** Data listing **
* START *
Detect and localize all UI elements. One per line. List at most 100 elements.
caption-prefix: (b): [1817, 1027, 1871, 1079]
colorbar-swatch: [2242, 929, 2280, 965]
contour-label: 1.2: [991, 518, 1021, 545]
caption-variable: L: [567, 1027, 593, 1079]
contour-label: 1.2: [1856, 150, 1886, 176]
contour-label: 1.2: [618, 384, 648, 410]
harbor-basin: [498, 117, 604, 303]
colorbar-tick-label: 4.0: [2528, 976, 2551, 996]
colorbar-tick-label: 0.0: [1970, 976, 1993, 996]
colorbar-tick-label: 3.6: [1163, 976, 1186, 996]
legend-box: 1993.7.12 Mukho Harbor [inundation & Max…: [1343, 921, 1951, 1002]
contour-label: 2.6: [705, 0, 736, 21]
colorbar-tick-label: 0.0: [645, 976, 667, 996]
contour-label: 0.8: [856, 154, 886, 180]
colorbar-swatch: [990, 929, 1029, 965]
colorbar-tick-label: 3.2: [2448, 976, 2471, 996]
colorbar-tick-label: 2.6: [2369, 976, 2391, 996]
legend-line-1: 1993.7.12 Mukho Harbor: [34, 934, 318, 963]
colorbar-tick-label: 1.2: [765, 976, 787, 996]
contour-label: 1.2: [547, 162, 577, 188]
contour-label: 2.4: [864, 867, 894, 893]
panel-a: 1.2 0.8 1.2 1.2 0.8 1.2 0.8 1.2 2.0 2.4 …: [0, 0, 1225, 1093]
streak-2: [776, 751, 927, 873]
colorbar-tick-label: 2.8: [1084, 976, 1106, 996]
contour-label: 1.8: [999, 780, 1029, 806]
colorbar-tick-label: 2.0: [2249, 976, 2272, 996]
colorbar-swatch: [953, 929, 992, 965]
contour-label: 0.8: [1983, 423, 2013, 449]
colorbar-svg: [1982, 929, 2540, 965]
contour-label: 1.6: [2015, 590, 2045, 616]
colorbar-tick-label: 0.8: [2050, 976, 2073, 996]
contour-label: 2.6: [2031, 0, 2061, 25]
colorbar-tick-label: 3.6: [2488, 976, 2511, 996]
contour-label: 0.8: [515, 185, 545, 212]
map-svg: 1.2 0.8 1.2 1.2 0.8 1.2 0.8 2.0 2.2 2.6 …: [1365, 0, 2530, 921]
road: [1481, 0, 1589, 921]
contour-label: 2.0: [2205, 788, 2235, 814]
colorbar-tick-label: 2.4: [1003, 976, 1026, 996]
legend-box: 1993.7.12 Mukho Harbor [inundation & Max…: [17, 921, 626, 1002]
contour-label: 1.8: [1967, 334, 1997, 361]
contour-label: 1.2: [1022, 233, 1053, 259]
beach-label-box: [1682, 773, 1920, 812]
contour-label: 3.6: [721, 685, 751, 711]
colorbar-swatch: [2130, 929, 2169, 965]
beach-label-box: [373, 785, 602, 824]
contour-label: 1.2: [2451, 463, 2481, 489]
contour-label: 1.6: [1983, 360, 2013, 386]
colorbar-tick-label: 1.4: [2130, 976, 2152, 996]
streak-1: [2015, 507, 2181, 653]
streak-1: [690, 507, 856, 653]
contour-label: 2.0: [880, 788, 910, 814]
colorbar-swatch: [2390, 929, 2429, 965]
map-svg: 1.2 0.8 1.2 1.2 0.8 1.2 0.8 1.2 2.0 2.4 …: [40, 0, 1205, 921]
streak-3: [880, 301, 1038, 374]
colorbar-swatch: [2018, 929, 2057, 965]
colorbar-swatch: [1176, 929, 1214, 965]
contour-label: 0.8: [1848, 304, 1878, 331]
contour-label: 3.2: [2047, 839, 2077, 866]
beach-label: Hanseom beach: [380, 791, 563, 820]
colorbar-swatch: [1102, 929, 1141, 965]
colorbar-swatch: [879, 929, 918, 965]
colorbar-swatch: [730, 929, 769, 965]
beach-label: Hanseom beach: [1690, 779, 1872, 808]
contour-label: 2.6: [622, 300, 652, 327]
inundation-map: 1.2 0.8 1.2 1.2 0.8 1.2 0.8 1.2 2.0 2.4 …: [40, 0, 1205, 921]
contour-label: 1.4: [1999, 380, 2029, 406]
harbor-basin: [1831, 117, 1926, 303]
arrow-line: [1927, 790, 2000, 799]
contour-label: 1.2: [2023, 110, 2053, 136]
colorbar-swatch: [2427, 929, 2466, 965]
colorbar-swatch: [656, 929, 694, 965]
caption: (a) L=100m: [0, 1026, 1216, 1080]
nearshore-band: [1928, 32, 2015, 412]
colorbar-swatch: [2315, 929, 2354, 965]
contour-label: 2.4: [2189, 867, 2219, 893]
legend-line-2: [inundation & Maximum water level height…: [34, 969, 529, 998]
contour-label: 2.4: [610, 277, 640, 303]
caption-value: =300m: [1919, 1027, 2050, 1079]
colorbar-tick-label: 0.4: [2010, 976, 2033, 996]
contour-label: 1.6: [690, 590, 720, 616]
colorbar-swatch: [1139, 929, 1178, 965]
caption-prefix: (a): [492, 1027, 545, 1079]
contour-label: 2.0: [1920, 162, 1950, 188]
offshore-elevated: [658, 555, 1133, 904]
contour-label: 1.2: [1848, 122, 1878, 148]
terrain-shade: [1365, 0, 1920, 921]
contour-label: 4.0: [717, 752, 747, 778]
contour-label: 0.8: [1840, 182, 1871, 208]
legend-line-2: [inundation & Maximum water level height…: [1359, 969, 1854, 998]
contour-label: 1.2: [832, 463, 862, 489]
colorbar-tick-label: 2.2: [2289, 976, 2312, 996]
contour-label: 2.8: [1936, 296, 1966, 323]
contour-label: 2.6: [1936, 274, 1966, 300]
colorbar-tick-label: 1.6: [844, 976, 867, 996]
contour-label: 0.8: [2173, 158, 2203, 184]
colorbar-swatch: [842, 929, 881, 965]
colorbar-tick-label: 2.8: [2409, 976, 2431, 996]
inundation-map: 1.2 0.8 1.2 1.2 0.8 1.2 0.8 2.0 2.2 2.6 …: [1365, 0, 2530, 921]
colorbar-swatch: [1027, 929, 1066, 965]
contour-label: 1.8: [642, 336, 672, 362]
* END *
** Written request **
Can you extract every line from the start of the entries through the line containing "colorbar-tick-label: 2.4: [1003, 976, 1026, 996]", inclusive, and reproduce them verbatim?

** Result below **
Detect and localize all UI elements. One per line. List at most 100 elements.
caption-prefix: (b): [1817, 1027, 1871, 1079]
colorbar-swatch: [2242, 929, 2280, 965]
contour-label: 1.2: [991, 518, 1021, 545]
caption-variable: L: [567, 1027, 593, 1079]
contour-label: 1.2: [1856, 150, 1886, 176]
contour-label: 1.2: [618, 384, 648, 410]
harbor-basin: [498, 117, 604, 303]
colorbar-tick-label: 4.0: [2528, 976, 2551, 996]
colorbar-tick-label: 0.0: [1970, 976, 1993, 996]
colorbar-tick-label: 3.6: [1163, 976, 1186, 996]
legend-box: 1993.7.12 Mukho Harbor [inundation & Max…: [1343, 921, 1951, 1002]
contour-label: 2.6: [705, 0, 736, 21]
colorbar-tick-label: 0.0: [645, 976, 667, 996]
contour-label: 0.8: [856, 154, 886, 180]
colorbar-swatch: [990, 929, 1029, 965]
colorbar-tick-label: 3.2: [2448, 976, 2471, 996]
colorbar-tick-label: 2.6: [2369, 976, 2391, 996]
legend-line-1: 1993.7.12 Mukho Harbor: [34, 934, 318, 963]
colorbar-tick-label: 1.2: [765, 976, 787, 996]
contour-label: 1.2: [547, 162, 577, 188]
contour-label: 2.4: [864, 867, 894, 893]
panel-a: 1.2 0.8 1.2 1.2 0.8 1.2 0.8 1.2 2.0 2.4 …: [0, 0, 1225, 1093]
streak-2: [776, 751, 927, 873]
colorbar-tick-label: 2.8: [1084, 976, 1106, 996]
contour-label: 1.8: [999, 780, 1029, 806]
colorbar-tick-label: 2.0: [2249, 976, 2272, 996]
colorbar-swatch: [953, 929, 992, 965]
contour-label: 0.8: [1983, 423, 2013, 449]
colorbar-svg: [1982, 929, 2540, 965]
contour-label: 1.6: [2015, 590, 2045, 616]
colorbar-tick-label: 0.8: [2050, 976, 2073, 996]
contour-label: 2.6: [2031, 0, 2061, 25]
colorbar-tick-label: 3.6: [2488, 976, 2511, 996]
contour-label: 0.8: [515, 185, 545, 212]
map-svg: 1.2 0.8 1.2 1.2 0.8 1.2 0.8 2.0 2.2 2.6 …: [1365, 0, 2530, 921]
road: [1481, 0, 1589, 921]
contour-label: 2.0: [2205, 788, 2235, 814]
colorbar-tick-label: 2.4: [1003, 976, 1026, 996]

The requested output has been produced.